Records contained in a dataset:
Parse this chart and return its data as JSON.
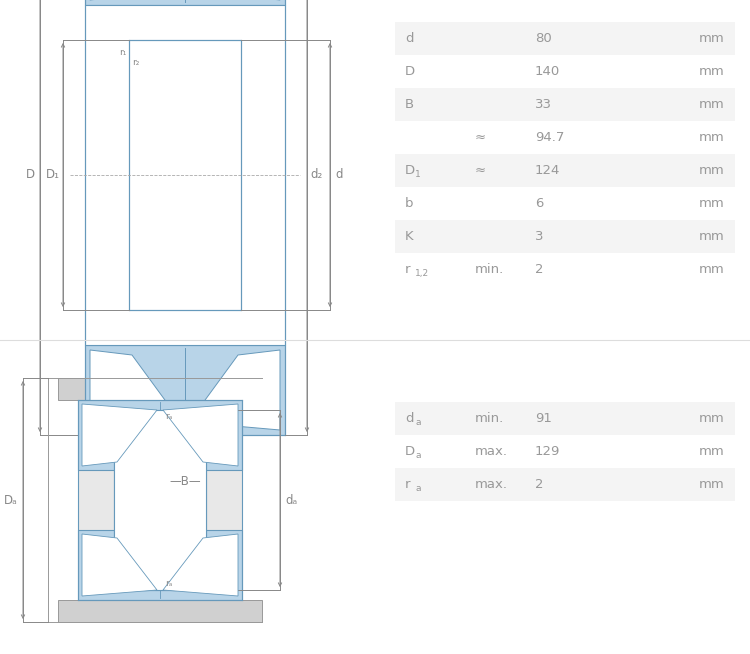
{
  "bg_color": "#ffffff",
  "table1_rows": [
    {
      "label": "d",
      "label_sub": "",
      "qualifier": "",
      "value": "80",
      "unit": "mm",
      "shaded": true
    },
    {
      "label": "D",
      "label_sub": "",
      "qualifier": "",
      "value": "140",
      "unit": "mm",
      "shaded": false
    },
    {
      "label": "B",
      "label_sub": "",
      "qualifier": "",
      "value": "33",
      "unit": "mm",
      "shaded": true
    },
    {
      "label": "",
      "label_sub": "",
      "qualifier": "≈",
      "value": "94.7",
      "unit": "mm",
      "shaded": false
    },
    {
      "label": "D",
      "label_sub": "1",
      "qualifier": "≈",
      "value": "124",
      "unit": "mm",
      "shaded": true
    },
    {
      "label": "b",
      "label_sub": "",
      "qualifier": "",
      "value": "6",
      "unit": "mm",
      "shaded": false
    },
    {
      "label": "K",
      "label_sub": "",
      "qualifier": "",
      "value": "3",
      "unit": "mm",
      "shaded": true
    },
    {
      "label": "r",
      "label_sub": "1,2",
      "qualifier": "min.",
      "value": "2",
      "unit": "mm",
      "shaded": false
    }
  ],
  "table2_rows": [
    {
      "label": "d",
      "label_sub": "a",
      "qualifier": "min.",
      "value": "91",
      "unit": "mm",
      "shaded": true
    },
    {
      "label": "D",
      "label_sub": "a",
      "qualifier": "max.",
      "value": "129",
      "unit": "mm",
      "shaded": false
    },
    {
      "label": "r",
      "label_sub": "a",
      "qualifier": "max.",
      "value": "2",
      "unit": "mm",
      "shaded": true
    }
  ],
  "text_color": "#999999",
  "shaded_color": "#f4f4f4",
  "dim_color": "#888888",
  "bearing_blue": "#b8d4e8",
  "bearing_line": "#6699bb",
  "bearing_gray": "#cccccc",
  "housing_color": "#d0d0d0"
}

PROBLEM DETAILS: The pictures should not appear in the copy; every other part of the records above must be returned exactly.

OUTPUT BELOW:
Parse this chart and return its data as JSON.
{
  "bg_color": "#ffffff",
  "table1_rows": [
    {
      "label": "d",
      "label_sub": "",
      "qualifier": "",
      "value": "80",
      "unit": "mm",
      "shaded": true
    },
    {
      "label": "D",
      "label_sub": "",
      "qualifier": "",
      "value": "140",
      "unit": "mm",
      "shaded": false
    },
    {
      "label": "B",
      "label_sub": "",
      "qualifier": "",
      "value": "33",
      "unit": "mm",
      "shaded": true
    },
    {
      "label": "",
      "label_sub": "",
      "qualifier": "≈",
      "value": "94.7",
      "unit": "mm",
      "shaded": false
    },
    {
      "label": "D",
      "label_sub": "1",
      "qualifier": "≈",
      "value": "124",
      "unit": "mm",
      "shaded": true
    },
    {
      "label": "b",
      "label_sub": "",
      "qualifier": "",
      "value": "6",
      "unit": "mm",
      "shaded": false
    },
    {
      "label": "K",
      "label_sub": "",
      "qualifier": "",
      "value": "3",
      "unit": "mm",
      "shaded": true
    },
    {
      "label": "r",
      "label_sub": "1,2",
      "qualifier": "min.",
      "value": "2",
      "unit": "mm",
      "shaded": false
    }
  ],
  "table2_rows": [
    {
      "label": "d",
      "label_sub": "a",
      "qualifier": "min.",
      "value": "91",
      "unit": "mm",
      "shaded": true
    },
    {
      "label": "D",
      "label_sub": "a",
      "qualifier": "max.",
      "value": "129",
      "unit": "mm",
      "shaded": false
    },
    {
      "label": "r",
      "label_sub": "a",
      "qualifier": "max.",
      "value": "2",
      "unit": "mm",
      "shaded": true
    }
  ],
  "text_color": "#999999",
  "shaded_color": "#f4f4f4",
  "dim_color": "#888888",
  "bearing_blue": "#b8d4e8",
  "bearing_line": "#6699bb",
  "bearing_gray": "#cccccc",
  "housing_color": "#d0d0d0"
}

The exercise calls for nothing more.